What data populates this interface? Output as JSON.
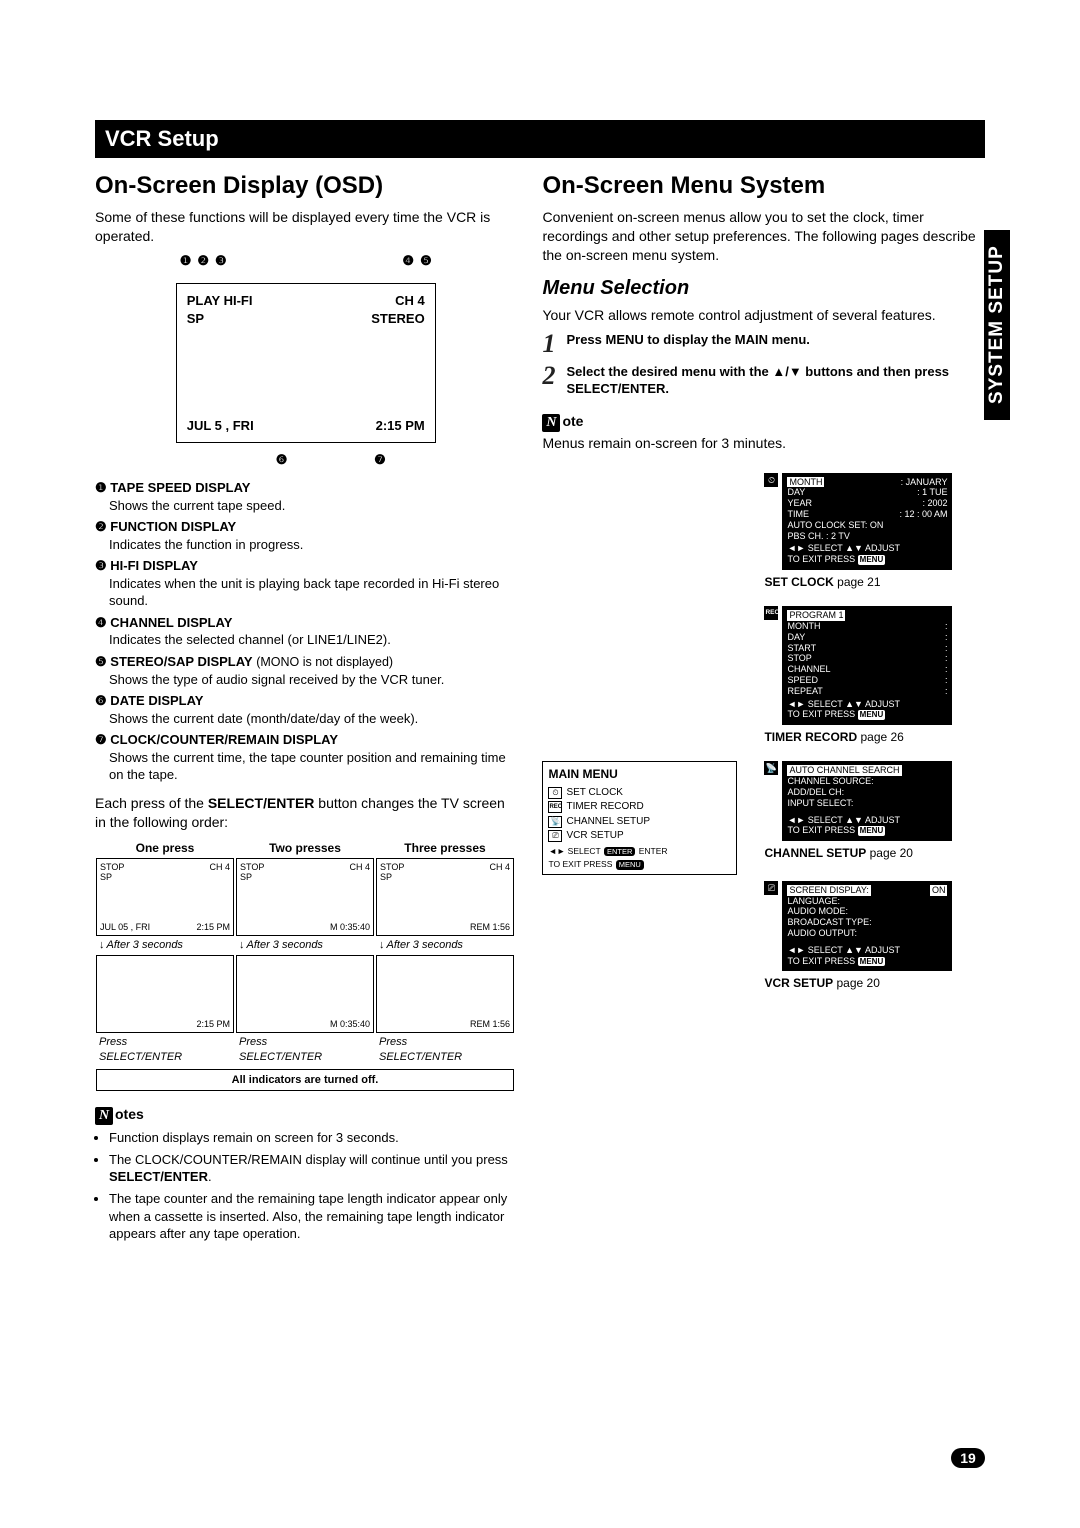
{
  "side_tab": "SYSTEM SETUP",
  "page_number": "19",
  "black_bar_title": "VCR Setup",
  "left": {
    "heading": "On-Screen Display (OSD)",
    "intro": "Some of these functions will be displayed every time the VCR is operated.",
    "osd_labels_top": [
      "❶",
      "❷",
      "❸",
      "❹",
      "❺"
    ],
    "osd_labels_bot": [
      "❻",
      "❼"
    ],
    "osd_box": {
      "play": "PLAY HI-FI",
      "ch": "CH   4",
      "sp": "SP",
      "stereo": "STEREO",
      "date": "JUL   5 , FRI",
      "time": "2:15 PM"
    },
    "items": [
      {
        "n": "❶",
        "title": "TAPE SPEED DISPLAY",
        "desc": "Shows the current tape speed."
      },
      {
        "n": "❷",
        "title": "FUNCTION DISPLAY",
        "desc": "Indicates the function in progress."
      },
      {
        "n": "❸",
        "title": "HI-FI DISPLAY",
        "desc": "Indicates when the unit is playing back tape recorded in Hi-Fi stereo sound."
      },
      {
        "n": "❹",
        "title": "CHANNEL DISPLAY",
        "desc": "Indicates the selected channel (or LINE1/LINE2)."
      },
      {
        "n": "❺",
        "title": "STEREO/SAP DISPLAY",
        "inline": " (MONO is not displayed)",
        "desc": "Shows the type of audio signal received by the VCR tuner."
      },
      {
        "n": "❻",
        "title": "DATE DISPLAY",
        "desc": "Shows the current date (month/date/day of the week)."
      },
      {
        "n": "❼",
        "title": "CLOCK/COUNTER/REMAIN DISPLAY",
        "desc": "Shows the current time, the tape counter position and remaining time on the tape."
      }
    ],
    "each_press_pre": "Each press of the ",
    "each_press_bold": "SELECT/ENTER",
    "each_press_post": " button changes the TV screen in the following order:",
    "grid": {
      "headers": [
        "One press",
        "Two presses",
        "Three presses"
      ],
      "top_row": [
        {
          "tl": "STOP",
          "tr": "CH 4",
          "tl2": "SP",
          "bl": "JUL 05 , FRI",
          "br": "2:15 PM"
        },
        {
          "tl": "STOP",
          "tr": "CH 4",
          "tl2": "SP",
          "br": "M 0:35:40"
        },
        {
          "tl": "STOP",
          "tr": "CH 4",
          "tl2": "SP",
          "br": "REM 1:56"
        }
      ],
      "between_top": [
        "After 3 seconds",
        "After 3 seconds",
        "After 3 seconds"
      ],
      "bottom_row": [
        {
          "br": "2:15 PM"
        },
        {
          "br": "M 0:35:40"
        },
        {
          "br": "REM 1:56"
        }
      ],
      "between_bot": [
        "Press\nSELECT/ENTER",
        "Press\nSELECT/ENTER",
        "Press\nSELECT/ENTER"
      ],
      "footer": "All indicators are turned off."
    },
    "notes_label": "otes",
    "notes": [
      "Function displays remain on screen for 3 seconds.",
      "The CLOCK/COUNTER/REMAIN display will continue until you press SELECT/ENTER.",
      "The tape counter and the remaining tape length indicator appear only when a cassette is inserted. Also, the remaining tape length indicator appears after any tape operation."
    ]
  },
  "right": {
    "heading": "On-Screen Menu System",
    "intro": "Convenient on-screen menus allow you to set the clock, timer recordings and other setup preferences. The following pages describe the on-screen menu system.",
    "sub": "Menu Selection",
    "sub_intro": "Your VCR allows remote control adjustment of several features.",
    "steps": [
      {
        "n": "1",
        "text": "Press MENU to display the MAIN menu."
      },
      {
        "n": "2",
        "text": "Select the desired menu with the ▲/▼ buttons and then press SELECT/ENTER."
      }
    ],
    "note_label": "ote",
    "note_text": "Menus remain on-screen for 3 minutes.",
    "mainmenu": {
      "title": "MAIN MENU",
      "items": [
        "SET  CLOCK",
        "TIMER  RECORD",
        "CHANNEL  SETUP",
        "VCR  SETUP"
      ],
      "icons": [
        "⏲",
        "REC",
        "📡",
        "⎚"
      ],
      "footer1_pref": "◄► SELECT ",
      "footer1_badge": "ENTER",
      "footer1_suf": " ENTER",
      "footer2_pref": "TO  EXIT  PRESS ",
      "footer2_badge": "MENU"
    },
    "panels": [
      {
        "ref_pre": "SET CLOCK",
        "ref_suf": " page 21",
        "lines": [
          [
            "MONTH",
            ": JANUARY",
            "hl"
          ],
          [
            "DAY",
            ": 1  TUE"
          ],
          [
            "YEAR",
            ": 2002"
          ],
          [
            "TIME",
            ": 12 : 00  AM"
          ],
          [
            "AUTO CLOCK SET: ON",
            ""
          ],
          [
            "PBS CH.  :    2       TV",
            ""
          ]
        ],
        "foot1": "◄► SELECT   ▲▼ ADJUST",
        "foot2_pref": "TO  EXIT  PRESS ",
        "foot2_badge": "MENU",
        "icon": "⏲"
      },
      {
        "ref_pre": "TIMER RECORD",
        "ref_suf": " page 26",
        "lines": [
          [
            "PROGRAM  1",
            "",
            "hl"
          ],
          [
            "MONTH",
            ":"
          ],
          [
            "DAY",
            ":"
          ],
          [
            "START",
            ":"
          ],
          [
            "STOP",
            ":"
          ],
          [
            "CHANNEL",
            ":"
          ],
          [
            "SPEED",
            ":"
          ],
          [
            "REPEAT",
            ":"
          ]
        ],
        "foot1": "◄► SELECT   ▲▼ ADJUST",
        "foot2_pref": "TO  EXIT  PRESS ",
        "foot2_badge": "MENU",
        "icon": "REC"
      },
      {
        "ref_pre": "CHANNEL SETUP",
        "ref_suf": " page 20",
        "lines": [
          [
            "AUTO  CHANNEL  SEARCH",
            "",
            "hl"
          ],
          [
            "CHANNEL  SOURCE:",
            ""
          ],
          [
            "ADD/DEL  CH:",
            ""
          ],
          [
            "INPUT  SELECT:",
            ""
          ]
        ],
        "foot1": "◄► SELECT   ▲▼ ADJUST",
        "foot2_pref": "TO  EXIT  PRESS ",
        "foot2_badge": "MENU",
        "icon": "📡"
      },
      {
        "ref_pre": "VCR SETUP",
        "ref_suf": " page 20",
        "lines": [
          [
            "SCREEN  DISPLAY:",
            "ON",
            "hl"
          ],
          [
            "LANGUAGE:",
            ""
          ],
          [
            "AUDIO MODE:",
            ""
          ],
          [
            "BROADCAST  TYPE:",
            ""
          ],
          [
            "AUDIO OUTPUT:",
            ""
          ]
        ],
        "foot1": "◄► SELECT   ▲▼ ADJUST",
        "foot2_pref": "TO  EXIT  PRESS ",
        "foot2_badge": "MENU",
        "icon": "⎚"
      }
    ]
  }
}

▶ _WHAT YOU ARE ASKED TO DO_
Copy out the whole listing exactly, and don't carry over any pictures.

▶ _WRITTEN ANSWER_
What data populates this interface? Output as JSON.
{
  "side_tab": "SYSTEM SETUP",
  "page_number": "19",
  "black_bar_title": "VCR Setup",
  "left": {
    "heading": "On-Screen Display (OSD)",
    "intro": "Some of these functions will be displayed every time the VCR is operated.",
    "osd_labels_top": [
      "❶",
      "❷",
      "❸",
      "❹",
      "❺"
    ],
    "osd_labels_bot": [
      "❻",
      "❼"
    ],
    "osd_box": {
      "play": "PLAY HI-FI",
      "ch": "CH   4",
      "sp": "SP",
      "stereo": "STEREO",
      "date": "JUL   5 , FRI",
      "time": "2:15 PM"
    },
    "items": [
      {
        "n": "❶",
        "title": "TAPE SPEED DISPLAY",
        "desc": "Shows the current tape speed."
      },
      {
        "n": "❷",
        "title": "FUNCTION DISPLAY",
        "desc": "Indicates the function in progress."
      },
      {
        "n": "❸",
        "title": "HI-FI DISPLAY",
        "desc": "Indicates when the unit is playing back tape recorded in Hi-Fi stereo sound."
      },
      {
        "n": "❹",
        "title": "CHANNEL DISPLAY",
        "desc": "Indicates the selected channel (or LINE1/LINE2)."
      },
      {
        "n": "❺",
        "title": "STEREO/SAP DISPLAY",
        "inline": " (MONO is not displayed)",
        "desc": "Shows the type of audio signal received by the VCR tuner."
      },
      {
        "n": "❻",
        "title": "DATE DISPLAY",
        "desc": "Shows the current date (month/date/day of the week)."
      },
      {
        "n": "❼",
        "title": "CLOCK/COUNTER/REMAIN DISPLAY",
        "desc": "Shows the current time, the tape counter position and remaining time on the tape."
      }
    ],
    "each_press_pre": "Each press of the ",
    "each_press_bold": "SELECT/ENTER",
    "each_press_post": " button changes the TV screen in the following order:",
    "grid": {
      "headers": [
        "One press",
        "Two presses",
        "Three presses"
      ],
      "top_row": [
        {
          "tl": "STOP",
          "tr": "CH 4",
          "tl2": "SP",
          "bl": "JUL 05 , FRI",
          "br": "2:15 PM"
        },
        {
          "tl": "STOP",
          "tr": "CH 4",
          "tl2": "SP",
          "br": "M 0:35:40"
        },
        {
          "tl": "STOP",
          "tr": "CH 4",
          "tl2": "SP",
          "br": "REM 1:56"
        }
      ],
      "between_top": [
        "After 3 seconds",
        "After 3 seconds",
        "After 3 seconds"
      ],
      "bottom_row": [
        {
          "br": "2:15 PM"
        },
        {
          "br": "M 0:35:40"
        },
        {
          "br": "REM 1:56"
        }
      ],
      "between_bot": [
        "Press\nSELECT/ENTER",
        "Press\nSELECT/ENTER",
        "Press\nSELECT/ENTER"
      ],
      "footer": "All indicators are turned off."
    },
    "notes_label": "otes",
    "notes": [
      "Function displays remain on screen for 3 seconds.",
      "The CLOCK/COUNTER/REMAIN display will continue until you press SELECT/ENTER.",
      "The tape counter and the remaining tape length indicator appear only when a cassette is inserted. Also, the remaining tape length indicator appears after any tape operation."
    ]
  },
  "right": {
    "heading": "On-Screen Menu System",
    "intro": "Convenient on-screen menus allow you to set the clock, timer recordings and other setup preferences. The following pages describe the on-screen menu system.",
    "sub": "Menu Selection",
    "sub_intro": "Your VCR allows remote control adjustment of several features.",
    "steps": [
      {
        "n": "1",
        "text": "Press MENU to display the MAIN menu."
      },
      {
        "n": "2",
        "text": "Select the desired menu with the ▲/▼ buttons and then press SELECT/ENTER."
      }
    ],
    "note_label": "ote",
    "note_text": "Menus remain on-screen for 3 minutes.",
    "mainmenu": {
      "title": "MAIN MENU",
      "items": [
        "SET  CLOCK",
        "TIMER  RECORD",
        "CHANNEL  SETUP",
        "VCR  SETUP"
      ],
      "icons": [
        "⏲",
        "REC",
        "📡",
        "⎚"
      ],
      "footer1_pref": "◄► SELECT ",
      "footer1_badge": "ENTER",
      "footer1_suf": " ENTER",
      "footer2_pref": "TO  EXIT  PRESS ",
      "footer2_badge": "MENU"
    },
    "panels": [
      {
        "ref_pre": "SET CLOCK",
        "ref_suf": " page 21",
        "lines": [
          [
            "MONTH",
            ": JANUARY",
            "hl"
          ],
          [
            "DAY",
            ": 1  TUE"
          ],
          [
            "YEAR",
            ": 2002"
          ],
          [
            "TIME",
            ": 12 : 00  AM"
          ],
          [
            "AUTO CLOCK SET: ON",
            ""
          ],
          [
            "PBS CH.  :    2       TV",
            ""
          ]
        ],
        "foot1": "◄► SELECT   ▲▼ ADJUST",
        "foot2_pref": "TO  EXIT  PRESS ",
        "foot2_badge": "MENU",
        "icon": "⏲"
      },
      {
        "ref_pre": "TIMER RECORD",
        "ref_suf": " page 26",
        "lines": [
          [
            "PROGRAM  1",
            "",
            "hl"
          ],
          [
            "MONTH",
            ":"
          ],
          [
            "DAY",
            ":"
          ],
          [
            "START",
            ":"
          ],
          [
            "STOP",
            ":"
          ],
          [
            "CHANNEL",
            ":"
          ],
          [
            "SPEED",
            ":"
          ],
          [
            "REPEAT",
            ":"
          ]
        ],
        "foot1": "◄► SELECT   ▲▼ ADJUST",
        "foot2_pref": "TO  EXIT  PRESS ",
        "foot2_badge": "MENU",
        "icon": "REC"
      },
      {
        "ref_pre": "CHANNEL SETUP",
        "ref_suf": " page 20",
        "lines": [
          [
            "AUTO  CHANNEL  SEARCH",
            "",
            "hl"
          ],
          [
            "CHANNEL  SOURCE:",
            ""
          ],
          [
            "ADD/DEL  CH:",
            ""
          ],
          [
            "INPUT  SELECT:",
            ""
          ]
        ],
        "foot1": "◄► SELECT   ▲▼ ADJUST",
        "foot2_pref": "TO  EXIT  PRESS ",
        "foot2_badge": "MENU",
        "icon": "📡"
      },
      {
        "ref_pre": "VCR SETUP",
        "ref_suf": " page 20",
        "lines": [
          [
            "SCREEN  DISPLAY:",
            "ON",
            "hl"
          ],
          [
            "LANGUAGE:",
            ""
          ],
          [
            "AUDIO MODE:",
            ""
          ],
          [
            "BROADCAST  TYPE:",
            ""
          ],
          [
            "AUDIO OUTPUT:",
            ""
          ]
        ],
        "foot1": "◄► SELECT   ▲▼ ADJUST",
        "foot2_pref": "TO  EXIT  PRESS ",
        "foot2_badge": "MENU",
        "icon": "⎚"
      }
    ]
  }
}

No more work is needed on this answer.